WORK INSTRUCTIONS
Extract exactly and only the lines from the one containing "Type out the text in this image." through the end of the entries below. Pictures should not appear in the copy.

________

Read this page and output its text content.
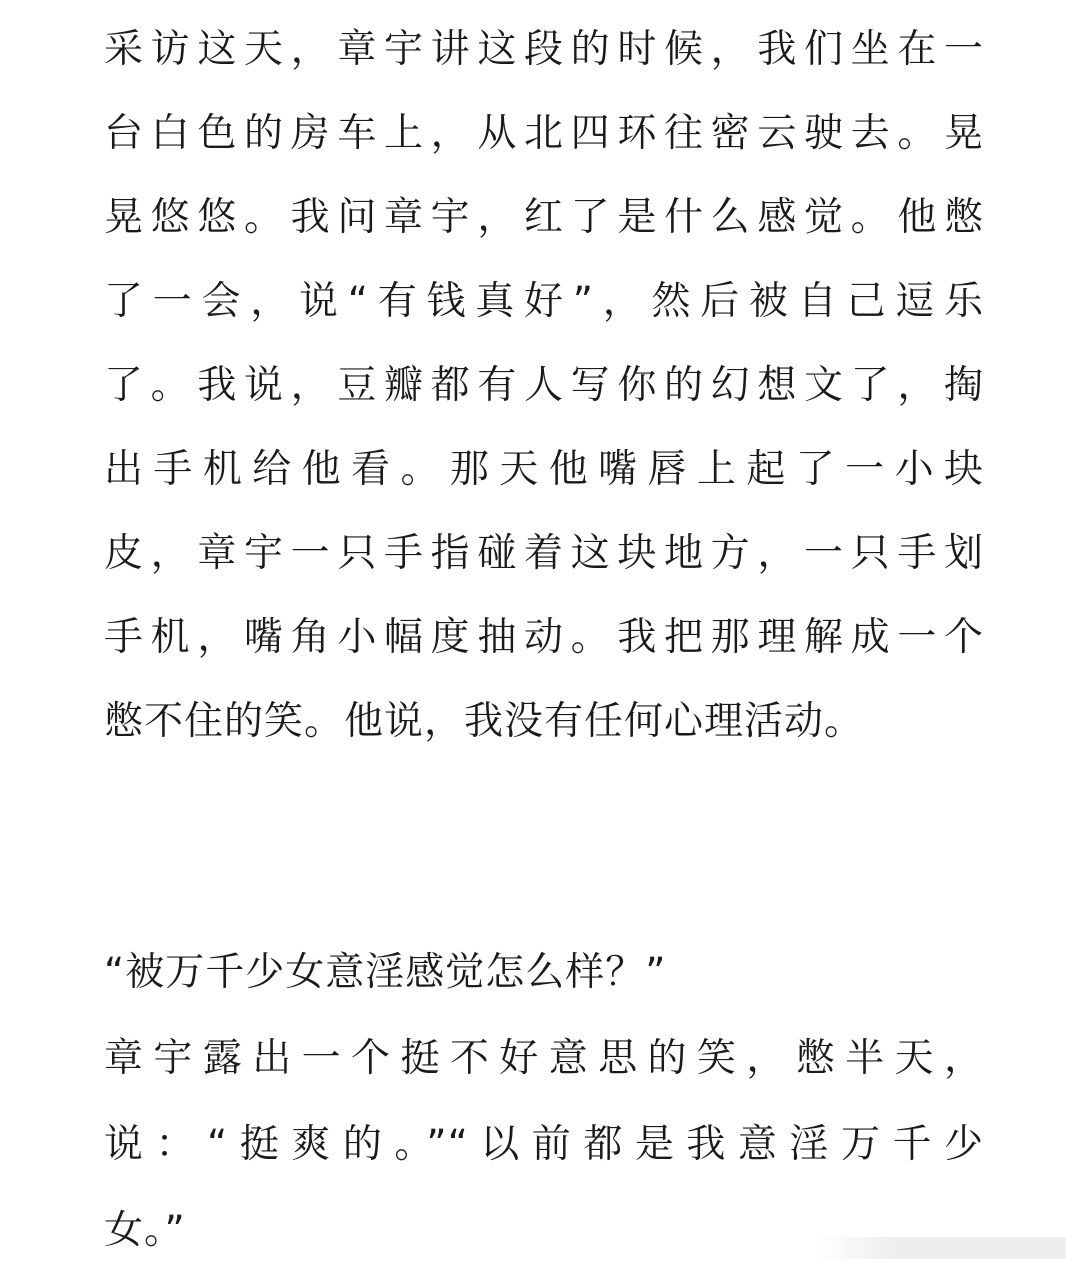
采访这天，章宇讲这段的时候，我们坐在一
台白色的房车上，从北四环往密云驶去。晃
晃悠悠。我问章宇，红了是什么感觉。他憋
了一会，说“有钱真好”，然后被自己逗乐
了。我说，豆瓣都有人写你的幻想文了，掏
出手机给他看。那天他嘴唇上起了一小块
皮，章宇一只手指碰着这块地方，一只手划
手机，嘴角小幅度抽动。我把那理解成一个
憋不住的笑。他说，我没有任何心理活动。
“被万千少女意淫感觉怎么样？”
章宇露出一个挺不好意思的笑，憋半天，
说：“挺爽的。”“以前都是我意淫万千少
女。”
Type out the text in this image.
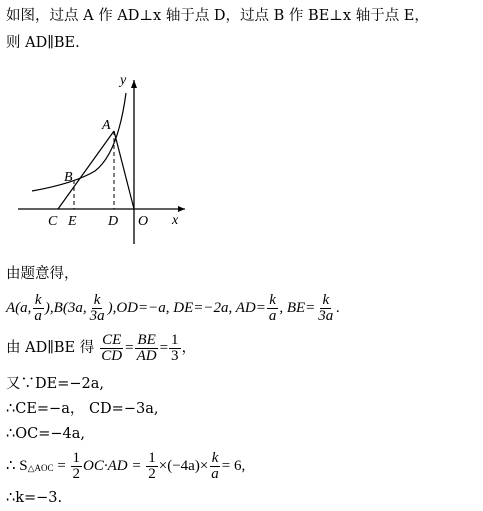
如图，过点 A 作 AD⊥x 轴于点 D，过点 B 作 BE⊥x 轴于点 E，
则 AD∥BE.
y
x
A
B
C E D O
由题意得，
A(a, $\frac{k}{a}$ ), B(3a, $\frac{k}{3a}$ ), OD=−a, DE=−2a, $AD= \frac{k}{a}$ , $BE= \frac{k}{3a}$ .
由 AD∥BE 得 $\frac{CE}{CD} = \frac{BE}{AD} = \frac{1}{3}$ ，
又∵DE=−2a,
∴CE=−a， CD=−3a,
∴OC=−4a,
∴ S △AOC = $\frac{1}{2} OC\cdot AD = \frac{1}{2} \times(-4a)\times \frac{k}{a} = 6$,
∴k=−3.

________

WRITTEN RESPONSE
Type out the text in this image.
如图，过点 A 作 AD⊥x 轴于点 D，过点 B 作 BE⊥x 轴于点 E，
则 AD∥BE.
y
x
A
B
C E D O
由题意得，
A(a, $\frac{k}{a}$ ), B(3a, $\frac{k}{3a}$ ), OD=−a, DE=−2a, $AD= \frac{k}{a}$ , $BE= \frac{k}{3a}$ .
由 AD∥BE 得 $\frac{CE}{CD} = \frac{BE}{AD} = \frac{1}{3}$ ，
又∵DE=−2a,
∴CE=−a， CD=−3a,
∴OC=−4a,
∴ S △AOC = $\frac{1}{2} OC\cdot AD = \frac{1}{2} \times(-4a)\times \frac{k}{a} = 6$,
∴k=−3.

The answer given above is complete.